• _REQUIRED TASK_
Find and copy every line in the records that includes the string "determine".
________
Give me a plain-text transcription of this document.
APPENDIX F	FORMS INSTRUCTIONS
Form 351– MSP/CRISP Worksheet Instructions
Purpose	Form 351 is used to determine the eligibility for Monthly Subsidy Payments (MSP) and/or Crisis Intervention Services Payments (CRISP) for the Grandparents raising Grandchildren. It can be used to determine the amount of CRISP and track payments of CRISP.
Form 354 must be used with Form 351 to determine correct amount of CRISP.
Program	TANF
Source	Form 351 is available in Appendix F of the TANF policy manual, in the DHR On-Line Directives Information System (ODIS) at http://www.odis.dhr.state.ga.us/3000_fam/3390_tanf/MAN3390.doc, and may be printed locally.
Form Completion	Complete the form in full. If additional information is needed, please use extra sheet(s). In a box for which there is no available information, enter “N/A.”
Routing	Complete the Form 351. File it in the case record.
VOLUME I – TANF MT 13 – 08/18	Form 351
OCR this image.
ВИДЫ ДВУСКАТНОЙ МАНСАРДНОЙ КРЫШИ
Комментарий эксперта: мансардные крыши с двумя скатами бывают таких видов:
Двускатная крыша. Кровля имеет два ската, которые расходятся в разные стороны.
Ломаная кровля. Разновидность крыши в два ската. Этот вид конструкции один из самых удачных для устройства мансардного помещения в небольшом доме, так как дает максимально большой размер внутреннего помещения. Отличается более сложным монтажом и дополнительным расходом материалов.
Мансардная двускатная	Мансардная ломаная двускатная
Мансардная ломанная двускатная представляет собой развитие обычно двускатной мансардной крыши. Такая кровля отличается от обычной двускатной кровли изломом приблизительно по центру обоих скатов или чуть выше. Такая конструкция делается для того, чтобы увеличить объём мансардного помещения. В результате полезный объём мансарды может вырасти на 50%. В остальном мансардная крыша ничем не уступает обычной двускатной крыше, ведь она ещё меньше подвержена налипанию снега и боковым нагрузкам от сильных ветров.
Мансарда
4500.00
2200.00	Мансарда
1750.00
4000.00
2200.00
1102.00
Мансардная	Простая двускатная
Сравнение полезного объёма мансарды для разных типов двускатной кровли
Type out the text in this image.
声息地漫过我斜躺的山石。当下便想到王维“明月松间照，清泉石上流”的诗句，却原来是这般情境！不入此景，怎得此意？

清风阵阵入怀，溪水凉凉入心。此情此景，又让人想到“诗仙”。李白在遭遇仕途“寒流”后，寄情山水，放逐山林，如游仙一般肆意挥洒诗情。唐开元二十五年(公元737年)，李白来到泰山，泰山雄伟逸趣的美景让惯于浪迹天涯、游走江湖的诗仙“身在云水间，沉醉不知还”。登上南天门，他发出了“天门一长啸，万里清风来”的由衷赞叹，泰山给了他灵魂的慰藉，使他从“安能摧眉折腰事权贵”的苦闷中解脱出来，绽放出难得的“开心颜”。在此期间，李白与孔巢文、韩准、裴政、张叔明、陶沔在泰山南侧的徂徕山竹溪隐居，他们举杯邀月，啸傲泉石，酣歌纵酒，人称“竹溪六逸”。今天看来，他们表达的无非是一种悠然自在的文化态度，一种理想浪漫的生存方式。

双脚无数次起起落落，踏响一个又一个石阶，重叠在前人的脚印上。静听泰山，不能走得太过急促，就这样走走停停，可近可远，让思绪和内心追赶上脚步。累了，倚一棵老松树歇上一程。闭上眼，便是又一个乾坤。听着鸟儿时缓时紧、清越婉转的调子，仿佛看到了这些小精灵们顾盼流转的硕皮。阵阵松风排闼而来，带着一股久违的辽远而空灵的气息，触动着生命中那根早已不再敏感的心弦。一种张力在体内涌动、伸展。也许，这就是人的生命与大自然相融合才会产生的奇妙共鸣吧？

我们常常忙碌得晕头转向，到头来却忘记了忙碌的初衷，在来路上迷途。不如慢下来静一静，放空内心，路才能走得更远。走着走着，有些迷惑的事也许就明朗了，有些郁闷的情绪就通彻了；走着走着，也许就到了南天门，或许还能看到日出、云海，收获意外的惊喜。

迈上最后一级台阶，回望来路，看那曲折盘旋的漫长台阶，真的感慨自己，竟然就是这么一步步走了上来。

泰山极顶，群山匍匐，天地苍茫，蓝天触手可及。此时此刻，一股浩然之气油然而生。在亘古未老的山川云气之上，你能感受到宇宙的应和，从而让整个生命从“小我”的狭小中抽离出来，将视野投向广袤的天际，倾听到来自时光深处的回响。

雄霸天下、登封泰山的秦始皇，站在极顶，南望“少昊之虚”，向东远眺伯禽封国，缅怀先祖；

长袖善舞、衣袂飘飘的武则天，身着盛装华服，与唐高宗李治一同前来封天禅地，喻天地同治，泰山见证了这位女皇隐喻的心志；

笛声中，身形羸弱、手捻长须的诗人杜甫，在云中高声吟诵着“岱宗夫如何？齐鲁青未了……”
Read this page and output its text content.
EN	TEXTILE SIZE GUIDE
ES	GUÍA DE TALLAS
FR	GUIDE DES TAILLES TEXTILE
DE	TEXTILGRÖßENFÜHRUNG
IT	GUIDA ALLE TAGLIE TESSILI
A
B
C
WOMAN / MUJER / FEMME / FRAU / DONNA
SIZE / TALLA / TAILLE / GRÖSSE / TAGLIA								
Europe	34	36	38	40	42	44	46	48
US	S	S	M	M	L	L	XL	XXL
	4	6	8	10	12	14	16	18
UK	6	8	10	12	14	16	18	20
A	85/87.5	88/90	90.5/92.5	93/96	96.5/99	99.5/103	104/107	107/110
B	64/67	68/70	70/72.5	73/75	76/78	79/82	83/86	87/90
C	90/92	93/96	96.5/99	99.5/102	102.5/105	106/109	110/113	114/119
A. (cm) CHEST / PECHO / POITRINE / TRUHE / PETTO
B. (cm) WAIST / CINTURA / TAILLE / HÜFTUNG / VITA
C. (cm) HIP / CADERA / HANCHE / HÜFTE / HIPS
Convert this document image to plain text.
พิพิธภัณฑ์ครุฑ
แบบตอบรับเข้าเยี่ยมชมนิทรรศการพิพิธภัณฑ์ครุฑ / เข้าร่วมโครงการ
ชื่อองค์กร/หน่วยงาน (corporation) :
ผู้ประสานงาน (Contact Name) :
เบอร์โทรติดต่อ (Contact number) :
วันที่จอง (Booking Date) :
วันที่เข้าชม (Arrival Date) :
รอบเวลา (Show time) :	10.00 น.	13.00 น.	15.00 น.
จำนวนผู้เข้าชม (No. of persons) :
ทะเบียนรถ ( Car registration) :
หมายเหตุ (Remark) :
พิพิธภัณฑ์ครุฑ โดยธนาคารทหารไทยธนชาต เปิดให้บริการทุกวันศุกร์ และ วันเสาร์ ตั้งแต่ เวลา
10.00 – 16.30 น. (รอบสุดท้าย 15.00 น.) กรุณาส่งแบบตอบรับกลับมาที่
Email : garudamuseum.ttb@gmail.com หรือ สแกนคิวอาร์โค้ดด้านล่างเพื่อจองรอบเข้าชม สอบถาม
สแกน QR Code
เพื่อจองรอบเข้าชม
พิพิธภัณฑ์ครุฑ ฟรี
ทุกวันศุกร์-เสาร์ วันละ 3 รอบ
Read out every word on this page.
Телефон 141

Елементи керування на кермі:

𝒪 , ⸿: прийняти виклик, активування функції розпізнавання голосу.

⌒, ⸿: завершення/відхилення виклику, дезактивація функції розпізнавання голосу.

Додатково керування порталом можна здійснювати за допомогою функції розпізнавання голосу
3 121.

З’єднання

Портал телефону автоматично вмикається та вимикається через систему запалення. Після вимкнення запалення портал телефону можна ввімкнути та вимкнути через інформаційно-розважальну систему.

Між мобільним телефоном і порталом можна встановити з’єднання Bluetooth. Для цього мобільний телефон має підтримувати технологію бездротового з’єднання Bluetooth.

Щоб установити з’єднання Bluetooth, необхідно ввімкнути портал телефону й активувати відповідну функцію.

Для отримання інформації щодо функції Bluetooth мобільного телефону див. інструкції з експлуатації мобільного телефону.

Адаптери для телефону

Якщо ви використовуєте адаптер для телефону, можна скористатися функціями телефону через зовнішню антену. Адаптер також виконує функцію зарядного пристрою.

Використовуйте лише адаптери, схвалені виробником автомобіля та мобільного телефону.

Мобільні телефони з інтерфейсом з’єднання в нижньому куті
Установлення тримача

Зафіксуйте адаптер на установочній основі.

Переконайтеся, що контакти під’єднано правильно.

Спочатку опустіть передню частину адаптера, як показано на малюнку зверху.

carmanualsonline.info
________
• _RESULT_
Purpose	Form 351 is used to determine the eligibility for Monthly Subsidy Payments (MSP) and/or Crisis Intervention Services Payments (CRISP) for the Grandparents raising Grandchildren. It can be used to determine the amount of CRISP and track payments of CRISP.
Form 354 must be used with Form 351 to determine correct amount of CRISP.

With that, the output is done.